__Aim__
The entries below should be output exactly as written.

-*-*-

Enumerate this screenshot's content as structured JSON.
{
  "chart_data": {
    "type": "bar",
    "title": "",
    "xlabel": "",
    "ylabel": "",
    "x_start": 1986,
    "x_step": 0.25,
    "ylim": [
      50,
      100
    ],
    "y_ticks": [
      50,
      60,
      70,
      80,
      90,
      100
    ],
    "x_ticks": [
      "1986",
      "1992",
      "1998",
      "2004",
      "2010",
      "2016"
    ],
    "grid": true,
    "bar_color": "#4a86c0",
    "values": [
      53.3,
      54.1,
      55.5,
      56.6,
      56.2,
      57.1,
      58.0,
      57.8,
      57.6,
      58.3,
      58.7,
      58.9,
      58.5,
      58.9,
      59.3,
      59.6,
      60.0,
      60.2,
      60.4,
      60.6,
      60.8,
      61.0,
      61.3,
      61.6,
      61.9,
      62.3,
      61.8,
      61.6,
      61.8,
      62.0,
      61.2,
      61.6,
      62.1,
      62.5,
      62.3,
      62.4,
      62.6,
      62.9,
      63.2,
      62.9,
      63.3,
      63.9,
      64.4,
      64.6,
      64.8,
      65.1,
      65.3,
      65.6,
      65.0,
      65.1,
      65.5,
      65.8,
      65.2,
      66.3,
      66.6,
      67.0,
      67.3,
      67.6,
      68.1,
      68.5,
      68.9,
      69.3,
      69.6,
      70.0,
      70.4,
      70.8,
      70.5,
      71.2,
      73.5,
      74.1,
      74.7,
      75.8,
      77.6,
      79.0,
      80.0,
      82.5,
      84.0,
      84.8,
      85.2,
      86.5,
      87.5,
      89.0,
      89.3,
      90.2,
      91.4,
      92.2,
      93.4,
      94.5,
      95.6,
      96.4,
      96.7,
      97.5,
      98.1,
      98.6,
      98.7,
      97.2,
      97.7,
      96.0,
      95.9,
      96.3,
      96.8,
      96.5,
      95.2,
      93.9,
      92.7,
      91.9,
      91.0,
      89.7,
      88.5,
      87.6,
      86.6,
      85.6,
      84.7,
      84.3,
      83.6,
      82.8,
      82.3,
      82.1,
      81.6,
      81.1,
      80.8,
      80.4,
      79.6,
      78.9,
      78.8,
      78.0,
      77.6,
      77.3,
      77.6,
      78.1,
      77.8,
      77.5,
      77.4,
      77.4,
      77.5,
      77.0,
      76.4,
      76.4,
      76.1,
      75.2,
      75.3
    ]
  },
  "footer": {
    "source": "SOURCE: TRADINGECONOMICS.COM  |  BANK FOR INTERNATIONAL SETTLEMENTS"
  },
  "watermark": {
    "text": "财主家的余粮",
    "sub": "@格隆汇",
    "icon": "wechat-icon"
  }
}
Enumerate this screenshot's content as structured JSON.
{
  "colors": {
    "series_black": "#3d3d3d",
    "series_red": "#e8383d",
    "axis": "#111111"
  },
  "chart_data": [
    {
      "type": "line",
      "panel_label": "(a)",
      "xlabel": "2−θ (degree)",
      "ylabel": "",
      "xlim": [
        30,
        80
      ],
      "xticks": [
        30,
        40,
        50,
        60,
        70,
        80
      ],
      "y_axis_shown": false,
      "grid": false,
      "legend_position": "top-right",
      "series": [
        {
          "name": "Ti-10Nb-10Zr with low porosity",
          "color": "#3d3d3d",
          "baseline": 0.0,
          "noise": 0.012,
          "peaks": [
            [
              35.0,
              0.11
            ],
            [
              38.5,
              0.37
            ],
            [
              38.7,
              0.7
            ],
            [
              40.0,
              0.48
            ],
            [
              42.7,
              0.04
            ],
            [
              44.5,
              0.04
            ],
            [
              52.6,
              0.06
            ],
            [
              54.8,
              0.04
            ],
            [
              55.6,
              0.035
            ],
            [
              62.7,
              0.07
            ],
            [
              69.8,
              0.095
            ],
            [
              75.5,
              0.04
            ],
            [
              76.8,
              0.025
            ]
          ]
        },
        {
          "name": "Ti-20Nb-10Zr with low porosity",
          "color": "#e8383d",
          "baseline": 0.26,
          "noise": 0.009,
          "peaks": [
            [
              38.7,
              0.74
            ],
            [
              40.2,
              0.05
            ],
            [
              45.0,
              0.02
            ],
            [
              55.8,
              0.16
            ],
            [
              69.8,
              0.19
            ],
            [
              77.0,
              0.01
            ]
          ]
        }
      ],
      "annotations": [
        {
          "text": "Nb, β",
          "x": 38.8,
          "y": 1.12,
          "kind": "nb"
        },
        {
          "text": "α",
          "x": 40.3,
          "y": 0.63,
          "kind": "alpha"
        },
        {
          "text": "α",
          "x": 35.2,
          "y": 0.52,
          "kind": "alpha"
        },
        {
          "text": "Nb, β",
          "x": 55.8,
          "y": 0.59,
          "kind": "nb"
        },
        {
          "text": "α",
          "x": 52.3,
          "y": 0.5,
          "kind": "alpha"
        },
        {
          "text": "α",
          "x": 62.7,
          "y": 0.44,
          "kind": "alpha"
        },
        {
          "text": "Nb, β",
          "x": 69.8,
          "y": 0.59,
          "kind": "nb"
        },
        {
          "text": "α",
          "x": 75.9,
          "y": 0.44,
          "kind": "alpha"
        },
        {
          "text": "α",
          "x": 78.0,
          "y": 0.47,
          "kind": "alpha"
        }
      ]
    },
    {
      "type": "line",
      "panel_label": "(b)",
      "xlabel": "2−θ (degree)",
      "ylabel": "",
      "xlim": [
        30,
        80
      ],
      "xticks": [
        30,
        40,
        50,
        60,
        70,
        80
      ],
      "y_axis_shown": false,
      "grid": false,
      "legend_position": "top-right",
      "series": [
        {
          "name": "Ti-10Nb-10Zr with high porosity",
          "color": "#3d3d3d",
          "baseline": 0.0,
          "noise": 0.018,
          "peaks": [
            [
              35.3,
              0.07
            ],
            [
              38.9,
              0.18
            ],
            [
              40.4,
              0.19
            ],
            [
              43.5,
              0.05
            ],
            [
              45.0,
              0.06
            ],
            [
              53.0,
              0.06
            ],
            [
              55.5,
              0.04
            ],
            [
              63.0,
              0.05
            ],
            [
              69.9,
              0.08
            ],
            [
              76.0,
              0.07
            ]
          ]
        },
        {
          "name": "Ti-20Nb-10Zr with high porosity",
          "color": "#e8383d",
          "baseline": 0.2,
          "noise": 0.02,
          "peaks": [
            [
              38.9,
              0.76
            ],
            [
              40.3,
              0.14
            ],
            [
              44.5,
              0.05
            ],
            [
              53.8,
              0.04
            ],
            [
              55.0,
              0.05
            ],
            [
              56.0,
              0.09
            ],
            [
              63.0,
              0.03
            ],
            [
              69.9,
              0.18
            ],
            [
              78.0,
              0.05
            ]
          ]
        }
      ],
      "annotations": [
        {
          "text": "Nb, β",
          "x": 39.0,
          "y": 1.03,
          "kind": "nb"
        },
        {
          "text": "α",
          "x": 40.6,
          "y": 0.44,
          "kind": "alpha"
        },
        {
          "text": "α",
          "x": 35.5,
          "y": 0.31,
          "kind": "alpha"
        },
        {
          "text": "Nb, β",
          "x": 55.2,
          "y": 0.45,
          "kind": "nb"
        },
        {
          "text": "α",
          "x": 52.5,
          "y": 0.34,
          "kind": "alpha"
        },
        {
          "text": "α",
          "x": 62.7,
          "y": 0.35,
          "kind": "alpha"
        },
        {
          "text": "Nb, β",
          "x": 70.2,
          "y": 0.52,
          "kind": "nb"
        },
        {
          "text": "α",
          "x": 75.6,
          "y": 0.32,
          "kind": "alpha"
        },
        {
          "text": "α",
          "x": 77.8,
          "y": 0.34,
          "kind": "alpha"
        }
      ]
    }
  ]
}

-*-*-

__Result below__
Enumerate this screenshot's content as structured JSON.
{
  "chart_data": {
    "type": "bar",
    "title": "",
    "xlabel": "",
    "ylabel": "",
    "x_start": 1986,
    "x_step": 0.25,
    "ylim": [
      50,
      100
    ],
    "y_ticks": [
      50,
      60,
      70,
      80,
      90,
      100
    ],
    "x_ticks": [
      "1986",
      "1992",
      "1998",
      "2004",
      "2010",
      "2016"
    ],
    "grid": true,
    "bar_color": "#4a86c0",
    "values": [
      53.3,
      54.1,
      55.5,
      56.6,
      56.2,
      57.1,
      58.0,
      57.8,
      57.6,
      58.3,
      58.7,
      58.9,
      58.5,
      58.9,
      59.3,
      59.6,
      60.0,
      60.2,
      60.4,
      60.6,
      60.8,
      61.0,
      61.3,
      61.6,
      61.9,
      62.3,
      61.8,
      61.6,
      61.8,
      62.0,
      61.2,
      61.6,
      62.1,
      62.5,
      62.3,
      62.4,
      62.6,
      62.9,
      63.2,
      62.9,
      63.3,
      63.9,
      64.4,
      64.6,
      64.8,
      65.1,
      65.3,
      65.6,
      65.0,
      65.1,
      65.5,
      65.8,
      65.2,
      66.3,
      66.6,
      67.0,
      67.3,
      67.6,
      68.1,
      68.5,
      68.9,
      69.3,
      69.6,
      70.0,
      70.4,
      70.8,
      70.5,
      71.2,
      73.5,
      74.1,
      74.7,
      75.8,
      77.6,
      79.0,
      80.0,
      82.5,
      84.0,
      84.8,
      85.2,
      86.5,
      87.5,
      89.0,
      89.3,
      90.2,
      91.4,
      92.2,
      93.4,
      94.5,
      95.6,
      96.4,
      96.7,
      97.5,
      98.1,
      98.6,
      98.7,
      97.2,
      97.7,
      96.0,
      95.9,
      96.3,
      96.8,
      96.5,
      95.2,
      93.9,
      92.7,
      91.9,
      91.0,
      89.7,
      88.5,
      87.6,
      86.6,
      85.6,
      84.7,
      84.3,
      83.6,
      82.8,
      82.3,
      82.1,
      81.6,
      81.1,
      80.8,
      80.4,
      79.6,
      78.9,
      78.8,
      78.0,
      77.6,
      77.3,
      77.6,
      78.1,
      77.8,
      77.5,
      77.4,
      77.4,
      77.5,
      77.0,
      76.4,
      76.4,
      76.1,
      75.2,
      75.3
    ]
  },
  "footer": {
    "source": "SOURCE: TRADINGECONOMICS.COM  |  BANK FOR INTERNATIONAL SETTLEMENTS"
  },
  "watermark": {
    "text": "财主家的余粮",
    "sub": "@格隆汇",
    "icon": "wechat-icon"
  }
}
Enumerate this screenshot's content as structured JSON.
{
  "colors": {
    "series_black": "#3d3d3d",
    "series_red": "#e8383d",
    "axis": "#111111"
  },
  "chart_data": [
    {
      "type": "line",
      "panel_label": "(a)",
      "xlabel": "2−θ (degree)",
      "ylabel": "",
      "xlim": [
        30,
        80
      ],
      "xticks": [
        30,
        40,
        50,
        60,
        70,
        80
      ],
      "y_axis_shown": false,
      "grid": false,
      "legend_position": "top-right",
      "series": [
        {
          "name": "Ti-10Nb-10Zr with low porosity",
          "color": "#3d3d3d",
          "baseline": 0.0,
          "noise": 0.012,
          "peaks": [
            [
              35.0,
              0.11
            ],
            [
              38.5,
              0.37
            ],
            [
              38.7,
              0.7
            ],
            [
              40.0,
              0.48
            ],
            [
              42.7,
              0.04
            ],
            [
              44.5,
              0.04
            ],
            [
              52.6,
              0.06
            ],
            [
              54.8,
              0.04
            ],
            [
              55.6,
              0.035
            ],
            [
              62.7,
              0.07
            ],
            [
              69.8,
              0.095
            ],
            [
              75.5,
              0.04
            ],
            [
              76.8,
              0.025
            ]
          ]
        },
        {
          "name": "Ti-20Nb-10Zr with low porosity",
          "color": "#e8383d",
          "baseline": 0.26,
          "noise": 0.009,
          "peaks": [
            [
              38.7,
              0.74
            ],
            [
              40.2,
              0.05
            ],
            [
              45.0,
              0.02
            ],
            [
              55.8,
              0.16
            ],
            [
              69.8,
              0.19
            ],
            [
              77.0,
              0.01
            ]
          ]
        }
      ],
      "annotations": [
        {
          "text": "Nb, β",
          "x": 38.8,
          "y": 1.12,
          "kind": "nb"
        },
        {
          "text": "α",
          "x": 40.3,
          "y": 0.63,
          "kind": "alpha"
        },
        {
          "text": "α",
          "x": 35.2,
          "y": 0.52,
          "kind": "alpha"
        },
        {
          "text": "Nb, β",
          "x": 55.8,
          "y": 0.59,
          "kind": "nb"
        },
        {
          "text": "α",
          "x": 52.3,
          "y": 0.5,
          "kind": "alpha"
        },
        {
          "text": "α",
          "x": 62.7,
          "y": 0.44,
          "kind": "alpha"
        },
        {
          "text": "Nb, β",
          "x": 69.8,
          "y": 0.59,
          "kind": "nb"
        },
        {
          "text": "α",
          "x": 75.9,
          "y": 0.44,
          "kind": "alpha"
        },
        {
          "text": "α",
          "x": 78.0,
          "y": 0.47,
          "kind": "alpha"
        }
      ]
    },
    {
      "type": "line",
      "panel_label": "(b)",
      "xlabel": "2−θ (degree)",
      "ylabel": "",
      "xlim": [
        30,
        80
      ],
      "xticks": [
        30,
        40,
        50,
        60,
        70,
        80
      ],
      "y_axis_shown": false,
      "grid": false,
      "legend_position": "top-right",
      "series": [
        {
          "name": "Ti-10Nb-10Zr with high porosity",
          "color": "#3d3d3d",
          "baseline": 0.0,
          "noise": 0.018,
          "peaks": [
            [
              35.3,
              0.07
            ],
            [
              38.9,
              0.18
            ],
            [
              40.4,
              0.19
            ],
            [
              43.5,
              0.05
            ],
            [
              45.0,
              0.06
            ],
            [
              53.0,
              0.06
            ],
            [
              55.5,
              0.04
            ],
            [
              63.0,
              0.05
            ],
            [
              69.9,
              0.08
            ],
            [
              76.0,
              0.07
            ]
          ]
        },
        {
          "name": "Ti-20Nb-10Zr with high porosity",
          "color": "#e8383d",
          "baseline": 0.2,
          "noise": 0.02,
          "peaks": [
            [
              38.9,
              0.76
            ],
            [
              40.3,
              0.14
            ],
            [
              44.5,
              0.05
            ],
            [
              53.8,
              0.04
            ],
            [
              55.0,
              0.05
            ],
            [
              56.0,
              0.09
            ],
            [
              63.0,
              0.03
            ],
            [
              69.9,
              0.18
            ],
            [
              78.0,
              0.05
            ]
          ]
        }
      ],
      "annotations": [
        {
          "text": "Nb, β",
          "x": 39.0,
          "y": 1.03,
          "kind": "nb"
        },
        {
          "text": "α",
          "x": 40.6,
          "y": 0.44,
          "kind": "alpha"
        },
        {
          "text": "α",
          "x": 35.5,
          "y": 0.31,
          "kind": "alpha"
        },
        {
          "text": "Nb, β",
          "x": 55.2,
          "y": 0.45,
          "kind": "nb"
        },
        {
          "text": "α",
          "x": 52.5,
          "y": 0.34,
          "kind": "alpha"
        },
        {
          "text": "α",
          "x": 62.7,
          "y": 0.35,
          "kind": "alpha"
        },
        {
          "text": "Nb, β",
          "x": 70.2,
          "y": 0.52,
          "kind": "nb"
        },
        {
          "text": "α",
          "x": 75.6,
          "y": 0.32,
          "kind": "alpha"
        },
        {
          "text": "α",
          "x": 77.8,
          "y": 0.34,
          "kind": "alpha"
        }
      ]
    }
  ]
}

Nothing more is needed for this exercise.